SET PROBLEM:
Restate every entry word for word.

--- BEGIN DATA FOR THE TASK ---

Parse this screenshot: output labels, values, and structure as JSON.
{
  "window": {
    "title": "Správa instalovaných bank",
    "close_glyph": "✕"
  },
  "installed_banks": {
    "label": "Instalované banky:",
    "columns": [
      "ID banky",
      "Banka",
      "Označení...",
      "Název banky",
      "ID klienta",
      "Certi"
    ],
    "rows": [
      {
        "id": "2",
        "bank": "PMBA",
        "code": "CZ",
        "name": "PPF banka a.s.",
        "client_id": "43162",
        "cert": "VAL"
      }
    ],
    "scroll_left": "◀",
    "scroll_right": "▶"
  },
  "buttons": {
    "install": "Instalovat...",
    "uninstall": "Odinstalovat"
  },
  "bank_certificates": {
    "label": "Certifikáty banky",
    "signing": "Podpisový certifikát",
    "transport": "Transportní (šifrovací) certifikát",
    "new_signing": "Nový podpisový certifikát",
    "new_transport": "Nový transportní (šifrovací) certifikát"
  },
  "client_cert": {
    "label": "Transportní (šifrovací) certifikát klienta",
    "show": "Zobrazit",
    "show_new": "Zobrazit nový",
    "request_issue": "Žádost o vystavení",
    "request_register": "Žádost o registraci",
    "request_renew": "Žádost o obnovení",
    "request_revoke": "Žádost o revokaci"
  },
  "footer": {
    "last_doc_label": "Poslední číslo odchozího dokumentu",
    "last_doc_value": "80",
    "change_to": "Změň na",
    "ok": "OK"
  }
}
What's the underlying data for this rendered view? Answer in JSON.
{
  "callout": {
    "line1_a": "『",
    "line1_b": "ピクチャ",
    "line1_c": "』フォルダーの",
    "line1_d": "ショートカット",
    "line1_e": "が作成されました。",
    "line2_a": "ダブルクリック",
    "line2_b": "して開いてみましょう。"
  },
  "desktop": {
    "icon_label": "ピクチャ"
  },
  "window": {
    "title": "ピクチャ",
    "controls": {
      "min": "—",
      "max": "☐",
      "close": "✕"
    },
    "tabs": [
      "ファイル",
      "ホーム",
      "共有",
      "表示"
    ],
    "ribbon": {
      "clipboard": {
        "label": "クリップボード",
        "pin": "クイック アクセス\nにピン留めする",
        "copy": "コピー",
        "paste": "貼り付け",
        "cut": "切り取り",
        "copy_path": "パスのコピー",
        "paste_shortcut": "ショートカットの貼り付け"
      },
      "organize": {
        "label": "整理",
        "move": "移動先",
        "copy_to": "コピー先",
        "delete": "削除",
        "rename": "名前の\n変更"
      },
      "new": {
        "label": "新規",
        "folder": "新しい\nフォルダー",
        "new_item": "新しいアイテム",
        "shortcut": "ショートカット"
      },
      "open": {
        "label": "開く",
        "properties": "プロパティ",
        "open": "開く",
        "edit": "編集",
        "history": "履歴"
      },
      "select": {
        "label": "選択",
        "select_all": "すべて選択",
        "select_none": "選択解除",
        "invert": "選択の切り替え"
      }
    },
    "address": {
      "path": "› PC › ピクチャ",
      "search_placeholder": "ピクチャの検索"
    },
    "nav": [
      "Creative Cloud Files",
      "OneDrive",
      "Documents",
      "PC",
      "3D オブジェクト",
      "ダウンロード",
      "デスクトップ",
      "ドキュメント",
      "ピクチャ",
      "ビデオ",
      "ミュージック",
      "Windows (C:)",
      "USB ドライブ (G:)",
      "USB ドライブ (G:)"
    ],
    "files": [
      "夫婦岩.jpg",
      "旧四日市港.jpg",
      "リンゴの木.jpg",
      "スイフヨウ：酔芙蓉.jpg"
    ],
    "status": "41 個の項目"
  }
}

--- END DATA FOR THE TASK ---

TASK RESULT:
Parse this screenshot: output labels, values, and structure as JSON.
{
  "window": {
    "title": "Správa instalovaných bank",
    "close_glyph": "✕"
  },
  "installed_banks": {
    "label": "Instalované banky:",
    "columns": [
      "ID banky",
      "Banka",
      "Označení...",
      "Název banky",
      "ID klienta",
      "Certi"
    ],
    "rows": [
      {
        "id": "2",
        "bank": "PMBA",
        "code": "CZ",
        "name": "PPF banka a.s.",
        "client_id": "43162",
        "cert": "VAL"
      }
    ],
    "scroll_left": "◀",
    "scroll_right": "▶"
  },
  "buttons": {
    "install": "Instalovat...",
    "uninstall": "Odinstalovat"
  },
  "bank_certificates": {
    "label": "Certifikáty banky",
    "signing": "Podpisový certifikát",
    "transport": "Transportní (šifrovací) certifikát",
    "new_signing": "Nový podpisový certifikát",
    "new_transport": "Nový transportní (šifrovací) certifikát"
  },
  "client_cert": {
    "label": "Transportní (šifrovací) certifikát klienta",
    "show": "Zobrazit",
    "show_new": "Zobrazit nový",
    "request_issue": "Žádost o vystavení",
    "request_register": "Žádost o registraci",
    "request_renew": "Žádost o obnovení",
    "request_revoke": "Žádost o revokaci"
  },
  "footer": {
    "last_doc_label": "Poslední číslo odchozího dokumentu",
    "last_doc_value": "80",
    "change_to": "Změň na",
    "ok": "OK"
  }
}
What's the underlying data for this rendered view? Answer in JSON.
{
  "callout": {
    "line1_a": "『",
    "line1_b": "ピクチャ",
    "line1_c": "』フォルダーの",
    "line1_d": "ショートカット",
    "line1_e": "が作成されました。",
    "line2_a": "ダブルクリック",
    "line2_b": "して開いてみましょう。"
  },
  "desktop": {
    "icon_label": "ピクチャ"
  },
  "window": {
    "title": "ピクチャ",
    "controls": {
      "min": "—",
      "max": "☐",
      "close": "✕"
    },
    "tabs": [
      "ファイル",
      "ホーム",
      "共有",
      "表示"
    ],
    "ribbon": {
      "clipboard": {
        "label": "クリップボード",
        "pin": "クイック アクセス\nにピン留めする",
        "copy": "コピー",
        "paste": "貼り付け",
        "cut": "切り取り",
        "copy_path": "パスのコピー",
        "paste_shortcut": "ショートカットの貼り付け"
      },
      "organize": {
        "label": "整理",
        "move": "移動先",
        "copy_to": "コピー先",
        "delete": "削除",
        "rename": "名前の\n変更"
      },
      "new": {
        "label": "新規",
        "folder": "新しい\nフォルダー",
        "new_item": "新しいアイテム",
        "shortcut": "ショートカット"
      },
      "open": {
        "label": "開く",
        "properties": "プロパティ",
        "open": "開く",
        "edit": "編集",
        "history": "履歴"
      },
      "select": {
        "label": "選択",
        "select_all": "すべて選択",
        "select_none": "選択解除",
        "invert": "選択の切り替え"
      }
    },
    "address": {
      "path": "› PC › ピクチャ",
      "search_placeholder": "ピクチャの検索"
    },
    "nav": [
      "Creative Cloud Files",
      "OneDrive",
      "Documents",
      "PC",
      "3D オブジェクト",
      "ダウンロード",
      "デスクトップ",
      "ドキュメント",
      "ピクチャ",
      "ビデオ",
      "ミュージック",
      "Windows (C:)",
      "USB ドライブ (G:)",
      "USB ドライブ (G:)"
    ],
    "files": [
      "夫婦岩.jpg",
      "旧四日市港.jpg",
      "リンゴの木.jpg",
      "スイフヨウ：酔芙蓉.jpg"
    ],
    "status": "41 個の項目"
  }
}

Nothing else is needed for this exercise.